§ **WORK TO DO**:
Copy every entry exactly as given, minus the images.

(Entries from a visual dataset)
——————————

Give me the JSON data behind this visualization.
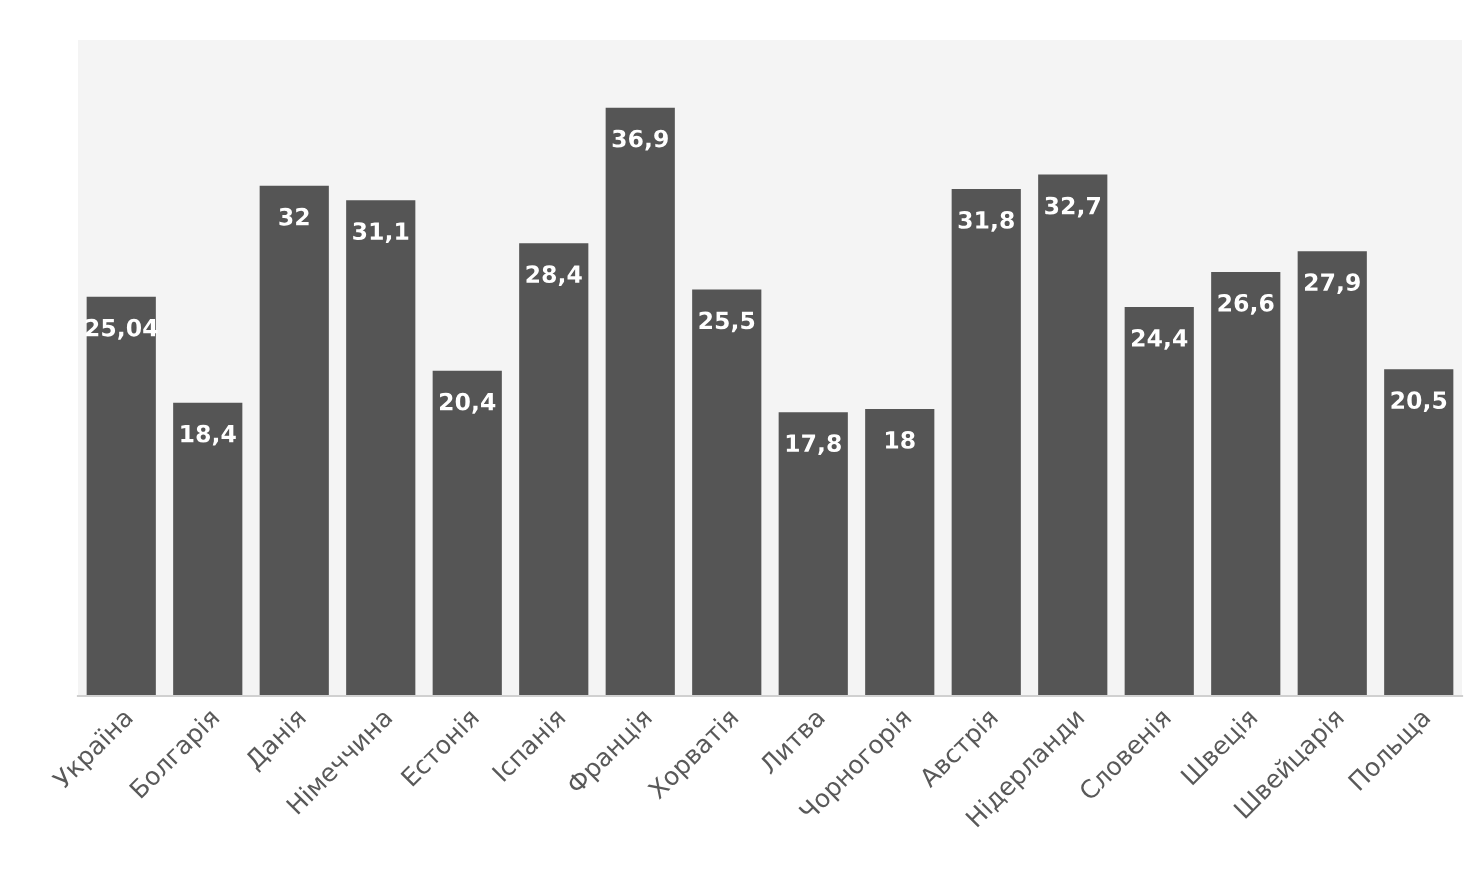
{
  "chart_data": {
    "type": "bar",
    "categories": [
      "Україна",
      "Болгарія",
      "Данія",
      "Німеччина",
      "Естонія",
      "Іспанія",
      "Франція",
      "Хорватія",
      "Литва",
      "Чорногорія",
      "Австрія",
      "Нідерланди",
      "Словенія",
      "Швеція",
      "Швейцарія",
      "Польща"
    ],
    "values": [
      25.04,
      18.4,
      32,
      31.1,
      20.4,
      28.4,
      36.9,
      25.5,
      17.8,
      18,
      31.8,
      32.7,
      24.4,
      26.6,
      27.9,
      20.5
    ],
    "color": "#555555",
    "value_labels": [
      "25,04",
      "18,4",
      "32",
      "31,1",
      "20,4",
      "28,4",
      "36,9",
      "25,5",
      "17,8",
      "18",
      "31,8",
      "32,7",
      "24,4",
      "26,6",
      "27,9",
      "20,5"
    ],
    "grid": false,
    "legend": false
  }
}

——————————

§ **TASK SOLUTION**:
Give me the JSON data behind this visualization.
{
  "chart_data": {
    "type": "bar",
    "categories": [
      "Україна",
      "Болгарія",
      "Данія",
      "Німеччина",
      "Естонія",
      "Іспанія",
      "Франція",
      "Хорватія",
      "Литва",
      "Чорногорія",
      "Австрія",
      "Нідерланди",
      "Словенія",
      "Швеція",
      "Швейцарія",
      "Польща"
    ],
    "values": [
      25.04,
      18.4,
      32,
      31.1,
      20.4,
      28.4,
      36.9,
      25.5,
      17.8,
      18,
      31.8,
      32.7,
      24.4,
      26.6,
      27.9,
      20.5
    ],
    "color": "#555555",
    "value_labels": [
      "25,04",
      "18,4",
      "32",
      "31,1",
      "20,4",
      "28,4",
      "36,9",
      "25,5",
      "17,8",
      "18",
      "31,8",
      "32,7",
      "24,4",
      "26,6",
      "27,9",
      "20,5"
    ],
    "grid": false,
    "legend": false
  }
}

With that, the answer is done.